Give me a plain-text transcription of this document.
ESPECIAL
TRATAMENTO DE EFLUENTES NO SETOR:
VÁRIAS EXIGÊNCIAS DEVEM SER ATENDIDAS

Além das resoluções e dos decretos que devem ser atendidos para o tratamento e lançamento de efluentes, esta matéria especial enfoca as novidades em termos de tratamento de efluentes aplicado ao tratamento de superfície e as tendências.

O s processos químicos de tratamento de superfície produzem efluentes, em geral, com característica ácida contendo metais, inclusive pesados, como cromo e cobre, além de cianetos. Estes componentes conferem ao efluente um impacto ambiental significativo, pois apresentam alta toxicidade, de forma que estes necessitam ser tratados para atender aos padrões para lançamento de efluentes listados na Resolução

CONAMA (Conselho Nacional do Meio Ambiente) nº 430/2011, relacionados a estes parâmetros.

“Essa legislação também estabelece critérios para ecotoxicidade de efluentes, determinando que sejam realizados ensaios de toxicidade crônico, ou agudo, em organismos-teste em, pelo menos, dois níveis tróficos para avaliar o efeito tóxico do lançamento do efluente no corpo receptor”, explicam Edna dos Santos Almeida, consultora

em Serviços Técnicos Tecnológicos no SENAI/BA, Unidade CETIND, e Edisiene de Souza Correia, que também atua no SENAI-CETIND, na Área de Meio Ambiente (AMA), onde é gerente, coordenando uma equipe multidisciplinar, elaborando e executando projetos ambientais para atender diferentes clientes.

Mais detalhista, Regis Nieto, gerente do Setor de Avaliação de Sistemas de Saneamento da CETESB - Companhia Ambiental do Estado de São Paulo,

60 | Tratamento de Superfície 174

▬▬▬

Instruction: Above are some records; extract every one of them exactly.

Exercise result:
Give me a plain-text transcription of this document.
ESPECIAL
TRATAMENTO DE EFLUENTES NO SETOR:
VÁRIAS EXIGÊNCIAS DEVEM SER ATENDIDAS

Além das resoluções e dos decretos que devem ser atendidos para o tratamento e lançamento de efluentes, esta matéria especial enfoca as novidades em termos de tratamento de efluentes aplicado ao tratamento de superfície e as tendências.

O s processos químicos de tratamento de superfície produzem efluentes, em geral, com característica ácida contendo metais, inclusive pesados, como cromo e cobre, além de cianetos. Estes componentes conferem ao efluente um impacto ambiental significativo, pois apresentam alta toxicidade, de forma que estes necessitam ser tratados para atender aos padrões para lançamento de efluentes listados na Resolução

CONAMA (Conselho Nacional do Meio Ambiente) nº 430/2011, relacionados a estes parâmetros.

“Essa legislação também estabelece critérios para ecotoxicidade de efluentes, determinando que sejam realizados ensaios de toxicidade crônico, ou agudo, em organismos-teste em, pelo menos, dois níveis tróficos para avaliar o efeito tóxico do lançamento do efluente no corpo receptor”, explicam Edna dos Santos Almeida, consultora

em Serviços Técnicos Tecnológicos no SENAI/BA, Unidade CETIND, e Edisiene de Souza Correia, que também atua no SENAI-CETIND, na Área de Meio Ambiente (AMA), onde é gerente, coordenando uma equipe multidisciplinar, elaborando e executando projetos ambientais para atender diferentes clientes.

Mais detalhista, Regis Nieto, gerente do Setor de Avaliação de Sistemas de Saneamento da CETESB - Companhia Ambiental do Estado de São Paulo,

60 | Tratamento de Superfície 174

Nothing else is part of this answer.